### PROBLEM REQUIREMENTS
Pull out every line containing the string "cast".

### INPUT RECORDS

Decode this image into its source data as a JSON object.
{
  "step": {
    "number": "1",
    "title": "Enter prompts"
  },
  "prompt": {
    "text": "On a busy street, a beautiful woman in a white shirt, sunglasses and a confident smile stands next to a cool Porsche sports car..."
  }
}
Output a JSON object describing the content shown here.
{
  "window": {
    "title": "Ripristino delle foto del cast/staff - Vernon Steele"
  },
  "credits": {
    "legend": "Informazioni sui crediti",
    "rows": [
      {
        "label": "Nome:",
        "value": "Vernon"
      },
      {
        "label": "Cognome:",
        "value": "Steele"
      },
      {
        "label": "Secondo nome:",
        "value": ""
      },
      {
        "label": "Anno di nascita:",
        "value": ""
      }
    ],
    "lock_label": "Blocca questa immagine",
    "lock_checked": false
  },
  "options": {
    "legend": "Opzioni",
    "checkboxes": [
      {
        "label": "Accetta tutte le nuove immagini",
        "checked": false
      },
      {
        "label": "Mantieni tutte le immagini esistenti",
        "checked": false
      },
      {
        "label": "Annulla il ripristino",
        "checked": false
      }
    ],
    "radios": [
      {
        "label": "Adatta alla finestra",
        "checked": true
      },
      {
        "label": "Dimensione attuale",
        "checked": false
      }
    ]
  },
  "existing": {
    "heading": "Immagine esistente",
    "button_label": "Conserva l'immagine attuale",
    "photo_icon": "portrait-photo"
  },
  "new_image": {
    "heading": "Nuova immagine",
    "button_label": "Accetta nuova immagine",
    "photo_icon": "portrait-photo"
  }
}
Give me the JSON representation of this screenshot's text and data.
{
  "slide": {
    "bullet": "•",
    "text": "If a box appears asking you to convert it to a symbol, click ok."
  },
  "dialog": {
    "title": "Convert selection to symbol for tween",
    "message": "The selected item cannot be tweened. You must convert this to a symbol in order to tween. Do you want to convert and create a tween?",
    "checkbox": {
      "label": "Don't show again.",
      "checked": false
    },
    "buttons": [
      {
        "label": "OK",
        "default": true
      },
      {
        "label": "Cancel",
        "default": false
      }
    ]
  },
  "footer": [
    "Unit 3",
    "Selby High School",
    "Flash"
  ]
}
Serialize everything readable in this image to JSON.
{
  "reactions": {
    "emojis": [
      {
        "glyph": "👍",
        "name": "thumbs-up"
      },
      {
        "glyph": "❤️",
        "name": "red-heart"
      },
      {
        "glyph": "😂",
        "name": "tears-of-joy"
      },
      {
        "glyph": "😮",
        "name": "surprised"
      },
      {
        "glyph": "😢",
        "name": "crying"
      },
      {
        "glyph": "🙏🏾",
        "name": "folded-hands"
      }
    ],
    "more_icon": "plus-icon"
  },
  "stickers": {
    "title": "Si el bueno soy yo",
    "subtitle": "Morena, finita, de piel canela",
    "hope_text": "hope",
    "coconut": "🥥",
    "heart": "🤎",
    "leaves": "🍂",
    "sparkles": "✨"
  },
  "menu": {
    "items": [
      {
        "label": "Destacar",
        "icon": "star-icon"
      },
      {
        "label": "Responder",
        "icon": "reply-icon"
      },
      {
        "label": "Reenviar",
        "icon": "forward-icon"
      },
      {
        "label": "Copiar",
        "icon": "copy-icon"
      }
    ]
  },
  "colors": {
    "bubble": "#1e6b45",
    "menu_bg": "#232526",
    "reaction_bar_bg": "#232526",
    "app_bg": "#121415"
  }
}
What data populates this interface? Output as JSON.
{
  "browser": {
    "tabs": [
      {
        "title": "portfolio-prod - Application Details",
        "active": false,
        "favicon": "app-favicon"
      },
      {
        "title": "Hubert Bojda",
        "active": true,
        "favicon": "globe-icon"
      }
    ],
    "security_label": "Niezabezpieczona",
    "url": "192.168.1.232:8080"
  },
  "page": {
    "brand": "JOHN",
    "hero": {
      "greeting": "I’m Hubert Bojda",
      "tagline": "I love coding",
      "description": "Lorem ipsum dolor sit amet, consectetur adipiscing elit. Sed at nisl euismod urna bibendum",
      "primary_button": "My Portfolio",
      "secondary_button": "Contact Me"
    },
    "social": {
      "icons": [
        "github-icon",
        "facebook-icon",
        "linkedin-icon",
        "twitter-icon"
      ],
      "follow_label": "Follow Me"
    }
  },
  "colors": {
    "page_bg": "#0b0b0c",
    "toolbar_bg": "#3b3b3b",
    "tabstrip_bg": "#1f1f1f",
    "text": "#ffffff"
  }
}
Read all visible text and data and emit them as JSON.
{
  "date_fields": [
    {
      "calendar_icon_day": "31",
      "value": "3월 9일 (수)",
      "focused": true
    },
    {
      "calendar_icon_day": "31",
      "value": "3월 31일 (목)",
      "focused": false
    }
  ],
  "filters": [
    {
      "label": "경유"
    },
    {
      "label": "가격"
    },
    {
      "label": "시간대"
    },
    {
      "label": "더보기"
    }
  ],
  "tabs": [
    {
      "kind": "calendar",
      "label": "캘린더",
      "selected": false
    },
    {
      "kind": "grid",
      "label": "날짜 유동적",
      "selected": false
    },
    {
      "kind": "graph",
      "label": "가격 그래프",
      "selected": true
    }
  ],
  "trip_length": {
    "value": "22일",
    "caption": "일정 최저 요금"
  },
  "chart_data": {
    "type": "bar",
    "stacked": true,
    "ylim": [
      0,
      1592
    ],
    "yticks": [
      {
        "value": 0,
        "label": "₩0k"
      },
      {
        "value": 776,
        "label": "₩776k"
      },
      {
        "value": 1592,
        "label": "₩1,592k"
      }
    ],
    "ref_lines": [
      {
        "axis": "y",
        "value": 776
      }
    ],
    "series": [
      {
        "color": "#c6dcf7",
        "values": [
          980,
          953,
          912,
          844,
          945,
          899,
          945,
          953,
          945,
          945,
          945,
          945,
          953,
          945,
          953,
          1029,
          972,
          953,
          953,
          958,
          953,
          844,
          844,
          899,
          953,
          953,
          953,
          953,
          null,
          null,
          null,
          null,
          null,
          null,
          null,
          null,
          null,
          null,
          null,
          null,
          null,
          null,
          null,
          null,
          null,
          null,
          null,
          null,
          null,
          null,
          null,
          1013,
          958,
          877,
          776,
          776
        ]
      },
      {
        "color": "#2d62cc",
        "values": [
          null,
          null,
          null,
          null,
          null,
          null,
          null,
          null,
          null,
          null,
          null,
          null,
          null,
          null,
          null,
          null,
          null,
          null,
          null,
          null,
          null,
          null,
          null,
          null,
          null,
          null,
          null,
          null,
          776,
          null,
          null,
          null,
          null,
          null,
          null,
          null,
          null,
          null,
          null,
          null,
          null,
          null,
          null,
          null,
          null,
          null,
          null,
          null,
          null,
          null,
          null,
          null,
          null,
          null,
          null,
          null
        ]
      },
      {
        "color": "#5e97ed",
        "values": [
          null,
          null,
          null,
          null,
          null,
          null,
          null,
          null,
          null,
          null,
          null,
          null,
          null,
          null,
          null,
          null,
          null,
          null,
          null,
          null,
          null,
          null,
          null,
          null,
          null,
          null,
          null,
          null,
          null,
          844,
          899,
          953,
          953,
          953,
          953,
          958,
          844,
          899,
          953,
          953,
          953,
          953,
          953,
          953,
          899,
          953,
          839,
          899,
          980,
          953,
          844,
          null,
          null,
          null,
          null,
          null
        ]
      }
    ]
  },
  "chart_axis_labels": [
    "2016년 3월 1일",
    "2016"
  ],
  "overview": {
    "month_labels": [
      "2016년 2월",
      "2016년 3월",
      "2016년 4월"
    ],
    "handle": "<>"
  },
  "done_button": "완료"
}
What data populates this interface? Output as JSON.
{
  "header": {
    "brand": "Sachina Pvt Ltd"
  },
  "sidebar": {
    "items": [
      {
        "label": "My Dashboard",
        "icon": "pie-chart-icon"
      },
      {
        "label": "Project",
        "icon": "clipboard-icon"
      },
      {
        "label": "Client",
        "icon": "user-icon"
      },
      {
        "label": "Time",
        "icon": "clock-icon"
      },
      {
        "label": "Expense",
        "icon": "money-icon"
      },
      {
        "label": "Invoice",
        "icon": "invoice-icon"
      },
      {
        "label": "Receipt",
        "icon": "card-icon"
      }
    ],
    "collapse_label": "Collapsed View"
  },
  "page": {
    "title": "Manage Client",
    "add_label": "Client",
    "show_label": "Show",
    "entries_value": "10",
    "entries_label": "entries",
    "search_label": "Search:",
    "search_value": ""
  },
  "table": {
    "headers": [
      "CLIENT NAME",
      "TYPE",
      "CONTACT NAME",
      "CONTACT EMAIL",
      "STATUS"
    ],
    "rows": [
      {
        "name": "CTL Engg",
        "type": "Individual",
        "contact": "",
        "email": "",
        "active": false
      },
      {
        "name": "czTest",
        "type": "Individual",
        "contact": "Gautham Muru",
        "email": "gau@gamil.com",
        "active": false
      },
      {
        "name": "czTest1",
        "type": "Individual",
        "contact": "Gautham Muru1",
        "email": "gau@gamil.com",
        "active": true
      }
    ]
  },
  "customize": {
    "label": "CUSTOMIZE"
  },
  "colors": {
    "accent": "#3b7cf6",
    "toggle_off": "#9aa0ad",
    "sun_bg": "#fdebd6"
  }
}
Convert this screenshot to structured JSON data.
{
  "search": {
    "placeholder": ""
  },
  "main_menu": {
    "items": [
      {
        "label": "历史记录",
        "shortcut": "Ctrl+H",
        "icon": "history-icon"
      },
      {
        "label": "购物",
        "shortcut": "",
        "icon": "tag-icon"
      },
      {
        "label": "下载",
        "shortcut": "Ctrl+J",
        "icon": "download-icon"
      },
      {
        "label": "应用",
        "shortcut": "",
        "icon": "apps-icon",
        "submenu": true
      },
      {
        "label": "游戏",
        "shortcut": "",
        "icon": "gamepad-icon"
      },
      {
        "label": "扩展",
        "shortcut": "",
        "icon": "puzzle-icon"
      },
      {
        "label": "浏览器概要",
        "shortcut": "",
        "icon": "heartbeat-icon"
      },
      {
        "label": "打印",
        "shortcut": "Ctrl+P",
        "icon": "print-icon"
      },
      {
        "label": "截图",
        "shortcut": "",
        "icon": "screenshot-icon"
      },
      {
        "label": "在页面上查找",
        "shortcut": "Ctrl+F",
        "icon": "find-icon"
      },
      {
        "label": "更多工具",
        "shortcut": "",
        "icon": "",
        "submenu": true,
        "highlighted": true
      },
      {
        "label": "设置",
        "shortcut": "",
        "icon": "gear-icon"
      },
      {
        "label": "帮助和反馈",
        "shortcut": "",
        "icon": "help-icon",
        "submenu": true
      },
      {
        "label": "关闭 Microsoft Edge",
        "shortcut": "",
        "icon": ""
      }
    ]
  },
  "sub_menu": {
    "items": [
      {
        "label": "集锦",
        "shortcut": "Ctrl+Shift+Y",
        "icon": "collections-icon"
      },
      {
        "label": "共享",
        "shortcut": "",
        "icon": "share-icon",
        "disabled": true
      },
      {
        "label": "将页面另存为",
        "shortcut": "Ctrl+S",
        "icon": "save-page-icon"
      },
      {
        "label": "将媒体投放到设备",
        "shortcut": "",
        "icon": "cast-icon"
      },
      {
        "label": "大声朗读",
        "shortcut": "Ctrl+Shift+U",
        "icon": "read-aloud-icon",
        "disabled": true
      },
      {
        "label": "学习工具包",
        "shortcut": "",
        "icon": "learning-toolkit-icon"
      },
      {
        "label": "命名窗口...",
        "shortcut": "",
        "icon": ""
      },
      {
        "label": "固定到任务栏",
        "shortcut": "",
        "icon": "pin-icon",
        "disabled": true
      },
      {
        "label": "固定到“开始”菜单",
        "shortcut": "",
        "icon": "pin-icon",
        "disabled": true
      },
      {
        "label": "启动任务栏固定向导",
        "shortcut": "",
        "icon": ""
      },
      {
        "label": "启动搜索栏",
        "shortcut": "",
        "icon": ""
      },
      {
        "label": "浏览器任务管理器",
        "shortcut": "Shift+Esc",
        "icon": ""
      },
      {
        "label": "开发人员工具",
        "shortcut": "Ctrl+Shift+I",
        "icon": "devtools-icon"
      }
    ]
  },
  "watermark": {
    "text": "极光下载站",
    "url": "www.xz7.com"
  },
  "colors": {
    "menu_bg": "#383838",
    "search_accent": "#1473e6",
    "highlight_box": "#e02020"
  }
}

### SOLUTION TO THIS TASK
    "title": "Ripristino delle foto del cast/staff - Vernon Steele"
        "icon": "cast-icon"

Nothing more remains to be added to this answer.